**WHAT TO WORK ON:** Omit every picture and output the rest of the records exactly as they are.

[Data records]
====

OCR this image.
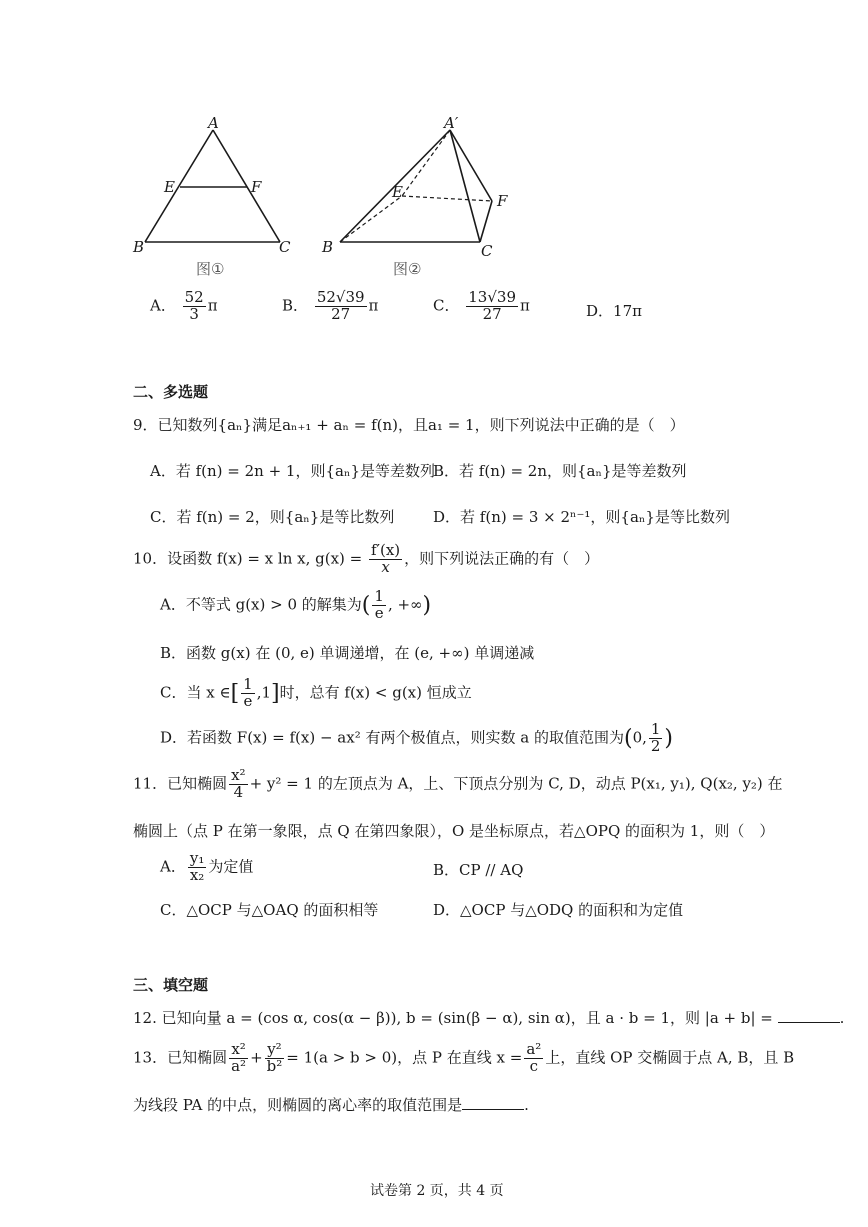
A
E	F
B	C
图①
A′
E	F
B	C
图②
A． $\frac{52}{3}$ π	B． $\frac{52√39}{27}$ π	C． $\frac{13√39}{27}$ π	D．17π
二、多选题
9．已知数列{aₙ}满足aₙ₊₁ + aₙ = f(n)，且a₁ = 1，则下列说法中正确的是（　）
A．若 f(n) = 2n + 1，则{aₙ}是等差数列
B．若 f(n) = 2n，则{aₙ}是等差数列
C．若 f(n) = 2，则{aₙ}是等比数列	D．若 f(n) = 3 × 2ⁿ⁻¹，则{aₙ}是等比数列
10．设函数 f(x) = x ln x, $g(x) = \frac{f'(x)}{x}$ ，则下列说法正确的有（　）
A．不等式 g(x) > 0 的解集为( $\frac{1}{e}$ , +∞)
B．函数 g(x) 在 (0, e) 单调递增，在 (e, +∞) 单调递减
C．当 x ∈[ $\frac{1}{e} ,1$]时，总有 f(x) < g(x) 恒成立
D．若函数 F(x) = f(x) − ax² 有两个极值点，则实数 a 的取值范围为(0, $\frac{1}{2}$ )
11．已知椭圆 $\frac{\text{x²}}{4} + y^2 = 1$ 的左顶点为 A，上、下顶点分别为 C, D，动点 P(x₁, y₁), Q(x₂, y₂) 在
椭圆上（点 P 在第一象限，点 Q 在第四象限），O 是坐标原点，若△OPQ 的面积为 1，则（　）
A． $\frac{\text{y₁}}{\text{x₂}}$ 为定值	B．CP // AQ
C．△OCP 与△OAQ 的面积相等	D．△OCP 与△ODQ 的面积和为定值
三、填空题
12. 已知向量 a = (cos α, cos(α − β)), b = (sin(β − α), sin α)，且 a · b = 1，则 |a + b| =	.
13．已知椭圆 $\frac{\text{x²}}{\text{a²}} + \frac{\text{y²}}{\text{b²}} = 1(a > b > 0)$，点 P 在直线 $x = \frac{\text{a²}}{c}$ 上，直线 OP 交椭圆于点 A, B，且 B
为线段 PA 的中点，则椭圆的离心率的取值范围是	.
试卷第 2 页，共 4 页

====

**EXERCISE RESULT:**
OCR this image.
A
E	F
B	C
图①
A′
E	F
B	C
图②
A． $\frac{52}{3}$ π	B． $\frac{52√39}{27}$ π	C． $\frac{13√39}{27}$ π	D．17π
二、多选题
9．已知数列{aₙ}满足aₙ₊₁ + aₙ = f(n)，且a₁ = 1，则下列说法中正确的是（　）
A．若 f(n) = 2n + 1，则{aₙ}是等差数列
B．若 f(n) = 2n，则{aₙ}是等差数列
C．若 f(n) = 2，则{aₙ}是等比数列	D．若 f(n) = 3 × 2ⁿ⁻¹，则{aₙ}是等比数列
10．设函数 f(x) = x ln x, $g(x) = \frac{f'(x)}{x}$ ，则下列说法正确的有（　）
A．不等式 g(x) > 0 的解集为( $\frac{1}{e}$ , +∞)
B．函数 g(x) 在 (0, e) 单调递增，在 (e, +∞) 单调递减
C．当 x ∈[ $\frac{1}{e} ,1$]时，总有 f(x) < g(x) 恒成立
D．若函数 F(x) = f(x) − ax² 有两个极值点，则实数 a 的取值范围为(0, $\frac{1}{2}$ )
11．已知椭圆 $\frac{\text{x²}}{4} + y^2 = 1$ 的左顶点为 A，上、下顶点分别为 C, D，动点 P(x₁, y₁), Q(x₂, y₂) 在
椭圆上（点 P 在第一象限，点 Q 在第四象限），O 是坐标原点，若△OPQ 的面积为 1，则（　）
A． $\frac{\text{y₁}}{\text{x₂}}$ 为定值	B．CP // AQ
C．△OCP 与△OAQ 的面积相等	D．△OCP 与△ODQ 的面积和为定值
三、填空题
12. 已知向量 a = (cos α, cos(α − β)), b = (sin(β − α), sin α)，且 a · b = 1，则 |a + b| =	.
13．已知椭圆 $\frac{\text{x²}}{\text{a²}} + \frac{\text{y²}}{\text{b²}} = 1(a > b > 0)$，点 P 在直线 $x = \frac{\text{a²}}{c}$ 上，直线 OP 交椭圆于点 A, B，且 B
为线段 PA 的中点，则椭圆的离心率的取值范围是	.
试卷第 2 页，共 4 页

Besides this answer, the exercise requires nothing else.